Direction ::
In your copy, reproduce the entries exactly as they are, minus the images.

▬▬▬▬▬▬▬▬▬▬

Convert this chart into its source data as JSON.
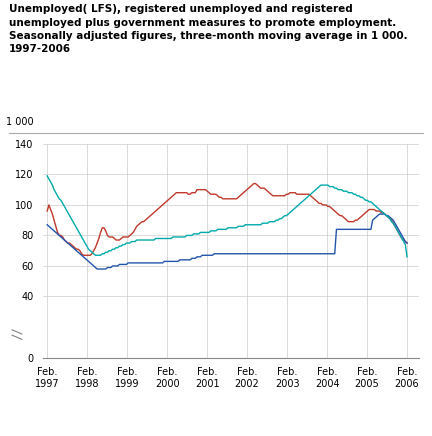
{
  "title_line1": "Unemployed( LFS), registered unemployed and registered",
  "title_line2": "unemployed plus government measures to promote employment.",
  "title_line3": "Seasonally adjusted figures, three-month moving average in 1 000.",
  "title_line4": "1997-2006",
  "color_lfs": "#c0392b",
  "color_reg": "#2255aa",
  "color_gov": "#00aaaa",
  "xtick_labels": [
    "Feb.\n1997",
    "Feb.\n1998",
    "Feb.\n1999",
    "Feb.\n2000",
    "Feb.\n2001",
    "Feb.\n2002",
    "Feb.\n2003",
    "Feb.\n2004",
    "Feb.\n2005",
    "Feb.\n2006"
  ],
  "lfs_data": [
    96,
    100,
    97,
    94,
    90,
    86,
    82,
    80,
    80,
    79,
    77,
    76,
    75,
    75,
    74,
    73,
    72,
    71,
    71,
    70,
    68,
    67,
    67,
    67,
    67,
    67,
    68,
    70,
    72,
    75,
    78,
    82,
    85,
    85,
    83,
    80,
    79,
    79,
    79,
    78,
    77,
    77,
    77,
    78,
    79,
    79,
    79,
    79,
    80,
    81,
    82,
    84,
    86,
    87,
    88,
    89,
    89,
    90,
    91,
    92,
    93,
    94,
    95,
    96,
    97,
    98,
    99,
    100,
    101,
    102,
    103,
    104,
    105,
    106,
    107,
    108,
    108,
    108,
    108,
    108,
    108,
    108,
    107,
    107,
    108,
    108,
    108,
    110,
    110,
    110,
    110,
    110,
    110,
    109,
    108,
    107,
    107,
    107,
    107,
    106,
    105,
    105,
    104,
    104,
    104,
    104,
    104,
    104,
    104,
    104,
    104,
    105,
    106,
    107,
    108,
    109,
    110,
    111,
    112,
    113,
    114,
    114,
    113,
    112,
    111,
    111,
    111,
    110,
    109,
    108,
    107,
    106,
    106,
    106,
    106,
    106,
    106,
    106,
    106,
    107,
    107,
    108,
    108,
    108,
    108,
    107,
    107,
    107,
    107,
    107,
    107,
    107,
    107,
    106,
    105,
    104,
    103,
    102,
    101,
    101,
    100,
    100,
    100,
    99,
    99,
    98,
    97,
    96,
    95,
    94,
    93,
    93,
    92,
    91,
    90,
    89,
    89,
    89,
    89,
    90,
    90,
    91,
    92,
    93,
    94,
    95,
    96,
    97,
    97,
    97,
    97,
    96,
    96,
    96,
    95,
    95,
    94,
    93,
    92,
    91,
    90,
    88,
    86,
    84,
    82,
    80,
    78,
    77,
    76,
    75
  ],
  "reg_data": [
    87,
    86,
    85,
    84,
    83,
    82,
    81,
    80,
    79,
    78,
    77,
    76,
    75,
    74,
    73,
    72,
    71,
    70,
    69,
    68,
    67,
    66,
    65,
    64,
    63,
    62,
    61,
    60,
    59,
    58,
    58,
    58,
    58,
    58,
    58,
    59,
    59,
    59,
    60,
    60,
    60,
    60,
    61,
    61,
    61,
    61,
    61,
    62,
    62,
    62,
    62,
    62,
    62,
    62,
    62,
    62,
    62,
    62,
    62,
    62,
    62,
    62,
    62,
    62,
    62,
    62,
    62,
    62,
    63,
    63,
    63,
    63,
    63,
    63,
    63,
    63,
    63,
    64,
    64,
    64,
    64,
    64,
    64,
    64,
    65,
    65,
    65,
    66,
    66,
    66,
    67,
    67,
    67,
    67,
    67,
    67,
    67,
    68,
    68,
    68,
    68,
    68,
    68,
    68,
    68,
    68,
    68,
    68,
    68,
    68,
    68,
    68,
    68,
    68,
    68,
    68,
    68,
    68,
    68,
    68,
    68,
    68,
    68,
    68,
    68,
    68,
    68,
    68,
    68,
    68,
    68,
    68,
    68,
    68,
    68,
    68,
    68,
    68,
    68,
    68,
    68,
    68,
    68,
    68,
    68,
    68,
    68,
    68,
    68,
    68,
    68,
    68,
    68,
    68,
    68,
    68,
    68,
    68,
    68,
    68,
    68,
    68,
    68,
    68,
    68,
    68,
    68,
    68,
    84,
    84,
    84,
    84,
    84,
    84,
    84,
    84,
    84,
    84,
    84,
    84,
    84,
    84,
    84,
    84,
    84,
    84,
    84,
    84,
    84,
    90,
    91,
    92,
    93,
    94,
    94,
    94,
    94,
    93,
    93,
    92,
    91,
    90,
    88,
    86,
    84,
    82,
    80,
    78,
    76,
    75
  ],
  "gov_data": [
    119,
    117,
    115,
    113,
    110,
    108,
    106,
    104,
    103,
    101,
    99,
    97,
    95,
    93,
    91,
    89,
    87,
    85,
    83,
    81,
    79,
    77,
    75,
    73,
    71,
    70,
    69,
    68,
    67,
    67,
    67,
    67,
    68,
    68,
    69,
    69,
    70,
    70,
    71,
    71,
    72,
    72,
    73,
    73,
    74,
    74,
    75,
    75,
    75,
    76,
    76,
    76,
    77,
    77,
    77,
    77,
    77,
    77,
    77,
    77,
    77,
    77,
    77,
    78,
    78,
    78,
    78,
    78,
    78,
    78,
    78,
    78,
    78,
    79,
    79,
    79,
    79,
    79,
    79,
    79,
    79,
    80,
    80,
    80,
    80,
    81,
    81,
    81,
    81,
    82,
    82,
    82,
    82,
    82,
    82,
    83,
    83,
    83,
    83,
    84,
    84,
    84,
    84,
    84,
    84,
    85,
    85,
    85,
    85,
    85,
    85,
    86,
    86,
    86,
    86,
    87,
    87,
    87,
    87,
    87,
    87,
    87,
    87,
    87,
    87,
    88,
    88,
    88,
    88,
    89,
    89,
    89,
    89,
    90,
    90,
    91,
    91,
    92,
    93,
    93,
    94,
    95,
    96,
    97,
    98,
    99,
    100,
    101,
    102,
    103,
    104,
    105,
    106,
    107,
    108,
    109,
    110,
    111,
    112,
    113,
    113,
    113,
    113,
    113,
    112,
    112,
    112,
    111,
    111,
    110,
    110,
    110,
    109,
    109,
    109,
    108,
    108,
    108,
    107,
    107,
    106,
    106,
    105,
    105,
    104,
    103,
    103,
    102,
    102,
    101,
    100,
    99,
    98,
    97,
    96,
    95,
    94,
    93,
    92,
    91,
    89,
    88,
    86,
    84,
    82,
    80,
    78,
    76,
    74,
    66
  ]
}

▬▬▬▬▬▬▬▬▬▬

In response ::
Convert this chart into its source data as JSON.
{
  "title_line1": "Unemployed( LFS), registered unemployed and registered",
  "title_line2": "unemployed plus government measures to promote employment.",
  "title_line3": "Seasonally adjusted figures, three-month moving average in 1 000.",
  "title_line4": "1997-2006",
  "color_lfs": "#c0392b",
  "color_reg": "#2255aa",
  "color_gov": "#00aaaa",
  "xtick_labels": [
    "Feb.\n1997",
    "Feb.\n1998",
    "Feb.\n1999",
    "Feb.\n2000",
    "Feb.\n2001",
    "Feb.\n2002",
    "Feb.\n2003",
    "Feb.\n2004",
    "Feb.\n2005",
    "Feb.\n2006"
  ],
  "lfs_data": [
    96,
    100,
    97,
    94,
    90,
    86,
    82,
    80,
    80,
    79,
    77,
    76,
    75,
    75,
    74,
    73,
    72,
    71,
    71,
    70,
    68,
    67,
    67,
    67,
    67,
    67,
    68,
    70,
    72,
    75,
    78,
    82,
    85,
    85,
    83,
    80,
    79,
    79,
    79,
    78,
    77,
    77,
    77,
    78,
    79,
    79,
    79,
    79,
    80,
    81,
    82,
    84,
    86,
    87,
    88,
    89,
    89,
    90,
    91,
    92,
    93,
    94,
    95,
    96,
    97,
    98,
    99,
    100,
    101,
    102,
    103,
    104,
    105,
    106,
    107,
    108,
    108,
    108,
    108,
    108,
    108,
    108,
    107,
    107,
    108,
    108,
    108,
    110,
    110,
    110,
    110,
    110,
    110,
    109,
    108,
    107,
    107,
    107,
    107,
    106,
    105,
    105,
    104,
    104,
    104,
    104,
    104,
    104,
    104,
    104,
    104,
    105,
    106,
    107,
    108,
    109,
    110,
    111,
    112,
    113,
    114,
    114,
    113,
    112,
    111,
    111,
    111,
    110,
    109,
    108,
    107,
    106,
    106,
    106,
    106,
    106,
    106,
    106,
    106,
    107,
    107,
    108,
    108,
    108,
    108,
    107,
    107,
    107,
    107,
    107,
    107,
    107,
    107,
    106,
    105,
    104,
    103,
    102,
    101,
    101,
    100,
    100,
    100,
    99,
    99,
    98,
    97,
    96,
    95,
    94,
    93,
    93,
    92,
    91,
    90,
    89,
    89,
    89,
    89,
    90,
    90,
    91,
    92,
    93,
    94,
    95,
    96,
    97,
    97,
    97,
    97,
    96,
    96,
    96,
    95,
    95,
    94,
    93,
    92,
    91,
    90,
    88,
    86,
    84,
    82,
    80,
    78,
    77,
    76,
    75
  ],
  "reg_data": [
    87,
    86,
    85,
    84,
    83,
    82,
    81,
    80,
    79,
    78,
    77,
    76,
    75,
    74,
    73,
    72,
    71,
    70,
    69,
    68,
    67,
    66,
    65,
    64,
    63,
    62,
    61,
    60,
    59,
    58,
    58,
    58,
    58,
    58,
    58,
    59,
    59,
    59,
    60,
    60,
    60,
    60,
    61,
    61,
    61,
    61,
    61,
    62,
    62,
    62,
    62,
    62,
    62,
    62,
    62,
    62,
    62,
    62,
    62,
    62,
    62,
    62,
    62,
    62,
    62,
    62,
    62,
    62,
    63,
    63,
    63,
    63,
    63,
    63,
    63,
    63,
    63,
    64,
    64,
    64,
    64,
    64,
    64,
    64,
    65,
    65,
    65,
    66,
    66,
    66,
    67,
    67,
    67,
    67,
    67,
    67,
    67,
    68,
    68,
    68,
    68,
    68,
    68,
    68,
    68,
    68,
    68,
    68,
    68,
    68,
    68,
    68,
    68,
    68,
    68,
    68,
    68,
    68,
    68,
    68,
    68,
    68,
    68,
    68,
    68,
    68,
    68,
    68,
    68,
    68,
    68,
    68,
    68,
    68,
    68,
    68,
    68,
    68,
    68,
    68,
    68,
    68,
    68,
    68,
    68,
    68,
    68,
    68,
    68,
    68,
    68,
    68,
    68,
    68,
    68,
    68,
    68,
    68,
    68,
    68,
    68,
    68,
    68,
    68,
    68,
    68,
    68,
    68,
    84,
    84,
    84,
    84,
    84,
    84,
    84,
    84,
    84,
    84,
    84,
    84,
    84,
    84,
    84,
    84,
    84,
    84,
    84,
    84,
    84,
    90,
    91,
    92,
    93,
    94,
    94,
    94,
    94,
    93,
    93,
    92,
    91,
    90,
    88,
    86,
    84,
    82,
    80,
    78,
    76,
    75
  ],
  "gov_data": [
    119,
    117,
    115,
    113,
    110,
    108,
    106,
    104,
    103,
    101,
    99,
    97,
    95,
    93,
    91,
    89,
    87,
    85,
    83,
    81,
    79,
    77,
    75,
    73,
    71,
    70,
    69,
    68,
    67,
    67,
    67,
    67,
    68,
    68,
    69,
    69,
    70,
    70,
    71,
    71,
    72,
    72,
    73,
    73,
    74,
    74,
    75,
    75,
    75,
    76,
    76,
    76,
    77,
    77,
    77,
    77,
    77,
    77,
    77,
    77,
    77,
    77,
    77,
    78,
    78,
    78,
    78,
    78,
    78,
    78,
    78,
    78,
    78,
    79,
    79,
    79,
    79,
    79,
    79,
    79,
    79,
    80,
    80,
    80,
    80,
    81,
    81,
    81,
    81,
    82,
    82,
    82,
    82,
    82,
    82,
    83,
    83,
    83,
    83,
    84,
    84,
    84,
    84,
    84,
    84,
    85,
    85,
    85,
    85,
    85,
    85,
    86,
    86,
    86,
    86,
    87,
    87,
    87,
    87,
    87,
    87,
    87,
    87,
    87,
    87,
    88,
    88,
    88,
    88,
    89,
    89,
    89,
    89,
    90,
    90,
    91,
    91,
    92,
    93,
    93,
    94,
    95,
    96,
    97,
    98,
    99,
    100,
    101,
    102,
    103,
    104,
    105,
    106,
    107,
    108,
    109,
    110,
    111,
    112,
    113,
    113,
    113,
    113,
    113,
    112,
    112,
    112,
    111,
    111,
    110,
    110,
    110,
    109,
    109,
    109,
    108,
    108,
    108,
    107,
    107,
    106,
    106,
    105,
    105,
    104,
    103,
    103,
    102,
    102,
    101,
    100,
    99,
    98,
    97,
    96,
    95,
    94,
    93,
    92,
    91,
    89,
    88,
    86,
    84,
    82,
    80,
    78,
    76,
    74,
    66
  ]
}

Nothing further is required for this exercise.